[Figure collection entries]
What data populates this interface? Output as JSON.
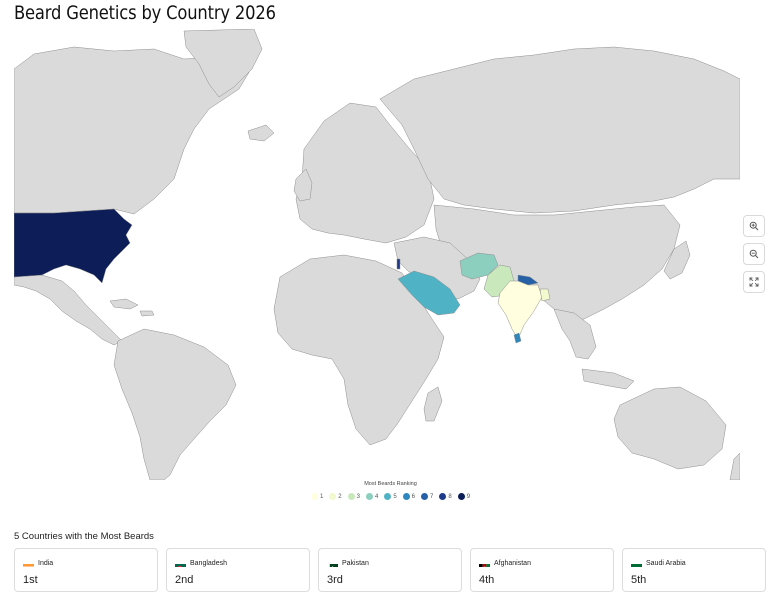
{
  "title": "Beard Genetics by Country 2026",
  "legend": {
    "title": "Most Beards Ranking",
    "items": [
      {
        "label": "1",
        "color": "#ffffe0"
      },
      {
        "label": "2",
        "color": "#f2f9cf"
      },
      {
        "label": "3",
        "color": "#c9e9bd"
      },
      {
        "label": "4",
        "color": "#8ccfbe"
      },
      {
        "label": "5",
        "color": "#4fb3c5"
      },
      {
        "label": "6",
        "color": "#2e88bd"
      },
      {
        "label": "7",
        "color": "#2660a6"
      },
      {
        "label": "8",
        "color": "#1c3b8a"
      },
      {
        "label": "9",
        "color": "#0c1d57"
      }
    ]
  },
  "map_colors": {
    "land": "#dadada",
    "border": "#8e8e8e",
    "usa": "#0c1d57",
    "india": "#ffffe0",
    "bangladesh": "#f2f9cf",
    "pakistan": "#c9e9bd",
    "afghanistan": "#8ccfbe",
    "saudi_arabia": "#4fb3c5",
    "sri_lanka": "#2e88bd",
    "nepal": "#2660a6",
    "israel": "#1c3b8a"
  },
  "zoom_controls": [
    {
      "icon": "zoom-in-icon"
    },
    {
      "icon": "zoom-out-icon"
    },
    {
      "icon": "fullscreen-icon"
    }
  ],
  "top_section": {
    "title": "5 Countries with the Most Beards",
    "cards": [
      {
        "country": "India",
        "rank": "1st",
        "flag": "india-flag-icon"
      },
      {
        "country": "Bangladesh",
        "rank": "2nd",
        "flag": "bangladesh-flag-icon"
      },
      {
        "country": "Pakistan",
        "rank": "3rd",
        "flag": "pakistan-flag-icon"
      },
      {
        "country": "Afghanistan",
        "rank": "4th",
        "flag": "afghanistan-flag-icon"
      },
      {
        "country": "Saudi Arabia",
        "rank": "5th",
        "flag": "saudi-arabia-flag-icon"
      }
    ]
  }
}
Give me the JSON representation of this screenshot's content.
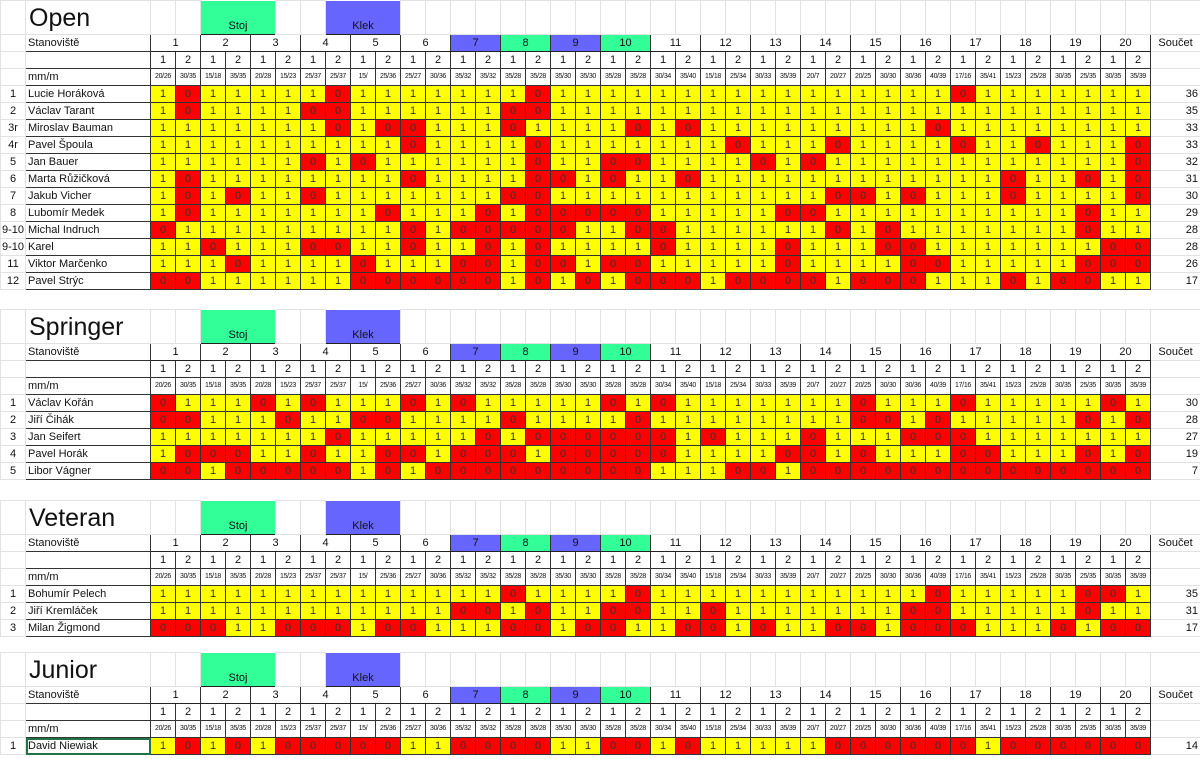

WHAT NEEDS TO BE DONE: Across the data above, how many lines include the word "this"? Give only the count.

EXERCISE RESULT: 2